(Layout annotation data)
↓
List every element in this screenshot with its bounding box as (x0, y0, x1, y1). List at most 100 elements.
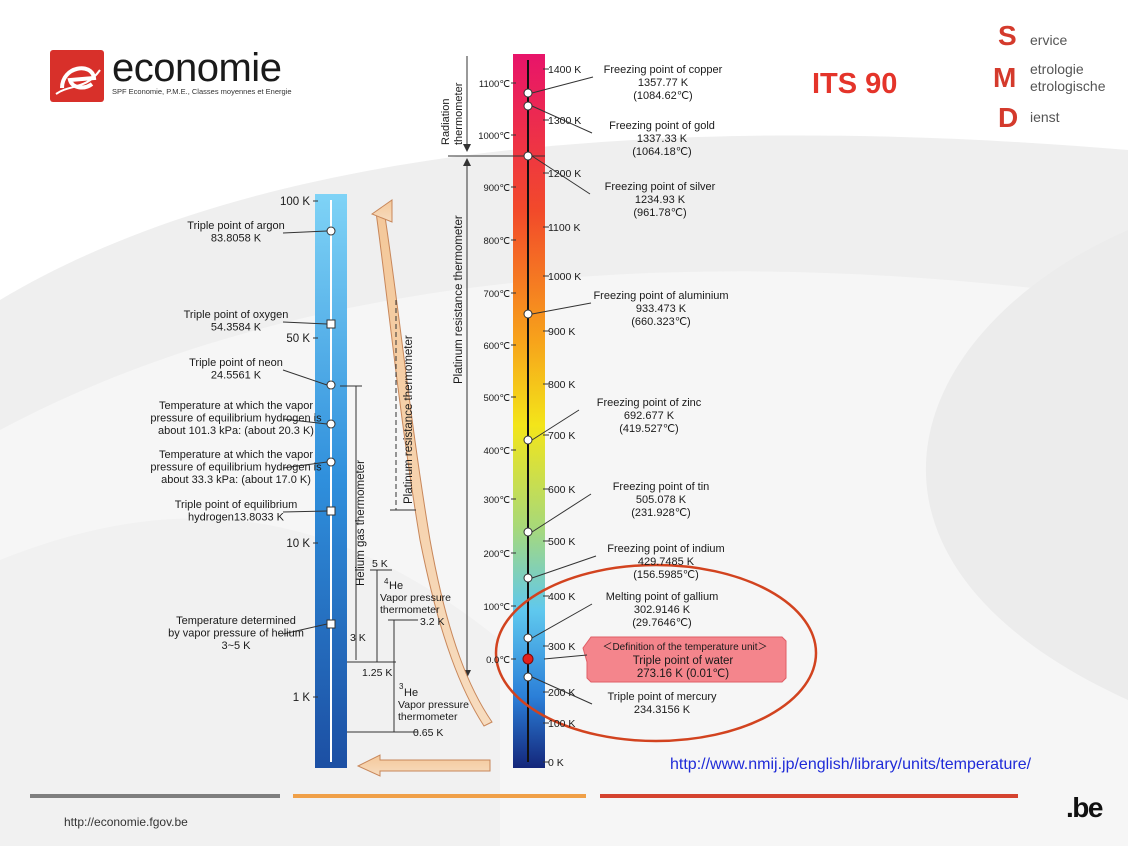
right-leader-line (531, 555, 597, 579)
right-fixed-point-marker (523, 527, 533, 537)
left-fixed-point-label: 83.8058 K (211, 233, 262, 245)
right-fixed-point-label: 429.7485 K (638, 556, 695, 568)
right-fixed-point-label: (29.7646℃) (632, 617, 691, 629)
radiation-thermometer-label-1: Radiation (440, 99, 452, 145)
right-leader-line (531, 676, 593, 705)
kelvin-tick-label: 200 K (548, 687, 575, 699)
left-leader-line (282, 369, 328, 386)
left-fixed-point-label: pressure of equilibrium hydrogen is (150, 413, 322, 425)
right-leader-line (531, 105, 593, 134)
radiation-range-arrow (463, 144, 471, 152)
left-fixed-point-marker (326, 619, 336, 629)
he3-vapor-label: Vapor pressure (398, 699, 469, 711)
left-fixed-point-label: 24.5561 K (211, 370, 262, 382)
kelvin-tick-label: 1200 K (548, 168, 581, 180)
platinum-high-range-arrow-top (463, 158, 471, 166)
smd-letter-m: M (993, 62, 1017, 93)
platinum-low-thermometer-label: Platinum resistance thermometer (403, 335, 415, 504)
smd-letter-d: D (998, 102, 1019, 133)
left-fixed-point-label: Triple point of oxygen (184, 309, 289, 321)
water-name-label: Triple point of water (633, 655, 734, 667)
left-fixed-point-label: Temperature at which the vapor (159, 400, 313, 412)
right-fixed-point-marker (523, 633, 533, 643)
kelvin-tick-label: 100 K (548, 718, 575, 730)
left-fixed-point-marker (326, 319, 336, 329)
right-fixed-point-marker (523, 672, 533, 682)
right-fixed-point-label: (156.5985℃) (633, 569, 699, 581)
right-fixed-point-label: Freezing point of gold (609, 120, 715, 132)
right-fixed-point-label: (961.78℃) (633, 207, 686, 219)
left-fixed-point-label: Temperature determined (176, 615, 296, 627)
kelvin-tick-label: 500 K (548, 536, 575, 548)
right-fixed-point-marker (523, 573, 533, 583)
kelvin-tick-label: 800 K (548, 379, 575, 391)
left-leader-line (282, 321, 328, 325)
right-fixed-point-label: (231.928℃) (631, 507, 690, 519)
right-fixed-point-label: Freezing point of indium (607, 543, 724, 555)
left-fixed-point-marker (326, 380, 336, 390)
he4-vapor-label: Vapor pressure (380, 592, 451, 604)
right-fixed-point-label: (1064.18℃) (632, 146, 691, 158)
smd-word-dienst: ienst (1030, 109, 1060, 125)
right-fixed-point-label: Freezing point of tin (613, 481, 710, 493)
right-fixed-point-marker (523, 151, 533, 161)
left-tick-label: 10 K (286, 538, 310, 550)
he4-thermometer-label: thermometer (380, 604, 440, 616)
left-fixed-point-label: Triple point of argon (187, 220, 284, 232)
left-fixed-point-label: Triple point of equilibrium (175, 499, 297, 511)
kelvin-tick-label: 400 K (548, 591, 575, 603)
smd-word-service: ervice (1030, 32, 1068, 48)
footer-bar-gray (30, 794, 280, 798)
range-label-3-2k: 3.2 K (420, 616, 445, 628)
right-fixed-point-label: Melting point of gallium (606, 591, 719, 603)
radiation-thermometer-label-2: thermometer (453, 82, 465, 145)
economie-logo-icon (50, 50, 104, 102)
right-fixed-point-label: Freezing point of aluminium (593, 290, 728, 302)
bottom-return-arrow (356, 754, 491, 777)
range-label-5k: 5 K (372, 558, 388, 570)
kelvin-tick-label: 1000 K (548, 271, 581, 283)
he3-label: He (404, 687, 418, 699)
smd-word-metrologische: etrologische (1030, 78, 1106, 94)
right-leader-line (531, 76, 594, 94)
celsius-tick-label: 800℃ (483, 236, 510, 247)
water-highlight-ellipse (494, 563, 818, 743)
celsius-tick-label: 400℃ (483, 446, 510, 457)
range-link-arrow-body (375, 209, 493, 727)
range-label-0-65k: 0.65 K (413, 727, 443, 739)
kelvin-tick-label: 900 K (548, 326, 575, 338)
right-fixed-point-label: 505.078 K (636, 494, 687, 506)
right-fixed-point-label: 234.3156 K (634, 704, 691, 716)
right-fixed-point-marker (523, 101, 533, 111)
kelvin-tick-label: 600 K (548, 484, 575, 496)
kelvin-tick-label: 1100 K (548, 222, 581, 234)
water-callout-box (582, 636, 787, 683)
he3-thermometer-label: thermometer (398, 711, 458, 723)
left-fixed-point-marker (326, 419, 336, 429)
celsius-tick-label: 900℃ (483, 183, 510, 194)
footer-url[interactable]: http://economie.fgov.be (64, 815, 188, 829)
kelvin-tick-label: 0 K (548, 757, 564, 769)
right-fixed-point-label: (419.527℃) (619, 423, 678, 435)
source-link[interactable]: http://www.nmij.jp/english/library/units… (670, 756, 1032, 773)
left-fixed-point-marker (326, 457, 336, 467)
left-leader-line (282, 510, 328, 513)
celsius-tick-label: 200℃ (483, 549, 510, 560)
right-fixed-point-label: Freezing point of copper (604, 64, 723, 76)
kelvin-tick-label: 300 K (548, 641, 575, 653)
right-fixed-point-label: 692.677 K (624, 410, 675, 422)
left-tick-label: 100 K (280, 196, 310, 208)
left-fixed-point-label: Triple point of neon (189, 357, 283, 369)
be-mark: .be (1066, 792, 1103, 823)
he4-label: He (389, 580, 403, 592)
celsius-tick-label: 600℃ (483, 341, 510, 352)
right-leader-line (531, 302, 592, 315)
left-leader-line (282, 418, 328, 425)
range-link-arrow-head (370, 199, 393, 223)
celsius-tick-label: 1100℃ (479, 79, 510, 90)
right-fixed-point-marker (523, 309, 533, 319)
kelvin-tick-label: 700 K (548, 430, 575, 442)
left-fixed-point-marker (326, 226, 336, 236)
↑
# [Task to complete]
Rewrite all the entries with every "kelvin-tick-label" replaced by "kelvin-scale-label", keeping everything else the same and omitting the pictures.

# [Worked answer]
List every element in this screenshot with its bounding box as (x0, y0, x1, y1). List at most 100 elements.
right-leader-line (531, 555, 597, 579)
right-fixed-point-marker (523, 527, 533, 537)
left-fixed-point-label: 83.8058 K (211, 233, 262, 245)
right-fixed-point-label: 429.7485 K (638, 556, 695, 568)
right-fixed-point-label: (29.7646℃) (632, 617, 691, 629)
radiation-thermometer-label-1: Radiation (440, 99, 452, 145)
right-leader-line (531, 676, 593, 705)
kelvin-scale-label: 200 K (548, 687, 575, 699)
left-leader-line (282, 369, 328, 386)
left-fixed-point-label: pressure of equilibrium hydrogen is (150, 413, 322, 425)
right-leader-line (531, 105, 593, 134)
radiation-range-arrow (463, 144, 471, 152)
left-fixed-point-marker (326, 619, 336, 629)
he3-vapor-label: Vapor pressure (398, 699, 469, 711)
left-fixed-point-label: 24.5561 K (211, 370, 262, 382)
kelvin-scale-label: 1200 K (548, 168, 581, 180)
platinum-high-range-arrow-top (463, 158, 471, 166)
smd-letter-m: M (993, 62, 1017, 93)
platinum-low-thermometer-label: Platinum resistance thermometer (403, 335, 415, 504)
smd-letter-d: D (998, 102, 1019, 133)
left-fixed-point-label: Triple point of oxygen (184, 309, 289, 321)
water-name-label: Triple point of water (633, 655, 734, 667)
left-fixed-point-label: Temperature at which the vapor (159, 400, 313, 412)
right-fixed-point-marker (523, 633, 533, 643)
kelvin-scale-label: 100 K (548, 718, 575, 730)
left-fixed-point-marker (326, 319, 336, 329)
right-fixed-point-marker (523, 672, 533, 682)
right-fixed-point-label: (156.5985℃) (633, 569, 699, 581)
right-fixed-point-label: Freezing point of gold (609, 120, 715, 132)
right-fixed-point-label: (961.78℃) (633, 207, 686, 219)
left-fixed-point-label: Temperature determined (176, 615, 296, 627)
kelvin-scale-label: 500 K (548, 536, 575, 548)
right-fixed-point-marker (523, 573, 533, 583)
kelvin-scale-label: 800 K (548, 379, 575, 391)
left-leader-line (282, 321, 328, 325)
right-fixed-point-label: (231.928℃) (631, 507, 690, 519)
right-fixed-point-label: Freezing point of indium (607, 543, 724, 555)
left-fixed-point-marker (326, 380, 336, 390)
he4-vapor-label: Vapor pressure (380, 592, 451, 604)
right-fixed-point-label: (1064.18℃) (632, 146, 691, 158)
smd-word-dienst: ienst (1030, 109, 1060, 125)
right-fixed-point-label: Freezing point of tin (613, 481, 710, 493)
right-fixed-point-marker (523, 151, 533, 161)
left-tick-label: 10 K (286, 538, 310, 550)
he4-thermometer-label: thermometer (380, 604, 440, 616)
left-fixed-point-label: Triple point of argon (187, 220, 284, 232)
left-fixed-point-label: Triple point of equilibrium (175, 499, 297, 511)
kelvin-scale-label: 400 K (548, 591, 575, 603)
smd-word-service: ervice (1030, 32, 1068, 48)
footer-bar-gray (30, 794, 280, 798)
range-label-3-2k: 3.2 K (420, 616, 445, 628)
right-fixed-point-label: Melting point of gallium (606, 591, 719, 603)
radiation-thermometer-label-2: thermometer (453, 82, 465, 145)
economie-logo-icon (50, 50, 104, 102)
right-fixed-point-label: Freezing point of aluminium (593, 290, 728, 302)
bottom-return-arrow (356, 754, 491, 777)
range-label-5k: 5 K (372, 558, 388, 570)
kelvin-scale-label: 1000 K (548, 271, 581, 283)
he3-label: He (404, 687, 418, 699)
smd-word-metrologische: etrologische (1030, 78, 1106, 94)
right-leader-line (531, 76, 594, 94)
celsius-tick-label: 800℃ (483, 236, 510, 247)
water-highlight-ellipse (494, 563, 818, 743)
celsius-tick-label: 400℃ (483, 446, 510, 457)
range-link-arrow-body (375, 209, 493, 727)
range-label-0-65k: 0.65 K (413, 727, 443, 739)
kelvin-scale-label: 900 K (548, 326, 575, 338)
right-fixed-point-label: 505.078 K (636, 494, 687, 506)
right-fixed-point-label: 234.3156 K (634, 704, 691, 716)
right-fixed-point-marker (523, 101, 533, 111)
kelvin-scale-label: 600 K (548, 484, 575, 496)
kelvin-scale-label: 1100 K (548, 222, 581, 234)
water-callout-box (582, 636, 787, 683)
he3-thermometer-label: thermometer (398, 711, 458, 723)
left-fixed-point-marker (326, 419, 336, 429)
celsius-tick-label: 900℃ (483, 183, 510, 194)
footer-url[interactable]: http://economie.fgov.be (64, 815, 188, 829)
kelvin-scale-label: 0 K (548, 757, 564, 769)
right-fixed-point-label: (419.527℃) (619, 423, 678, 435)
source-link[interactable]: http://www.nmij.jp/english/library/units… (670, 756, 1032, 773)
left-fixed-point-marker (326, 457, 336, 467)
left-leader-line (282, 510, 328, 513)
celsius-tick-label: 200℃ (483, 549, 510, 560)
right-fixed-point-label: Freezing point of copper (604, 64, 723, 76)
kelvin-scale-label: 300 K (548, 641, 575, 653)
right-fixed-point-label: 692.677 K (624, 410, 675, 422)
left-tick-label: 100 K (280, 196, 310, 208)
left-fixed-point-label: Triple point of neon (189, 357, 283, 369)
be-mark: .be (1066, 792, 1103, 823)
he4-label: He (389, 580, 403, 592)
celsius-tick-label: 600℃ (483, 341, 510, 352)
right-leader-line (531, 302, 592, 315)
left-leader-line (282, 418, 328, 425)
range-link-arrow-head (370, 199, 393, 223)
celsius-tick-label: 1100℃ (479, 79, 510, 90)
right-fixed-point-marker (523, 309, 533, 319)
kelvin-scale-label: 700 K (548, 430, 575, 442)
left-fixed-point-marker (326, 226, 336, 236)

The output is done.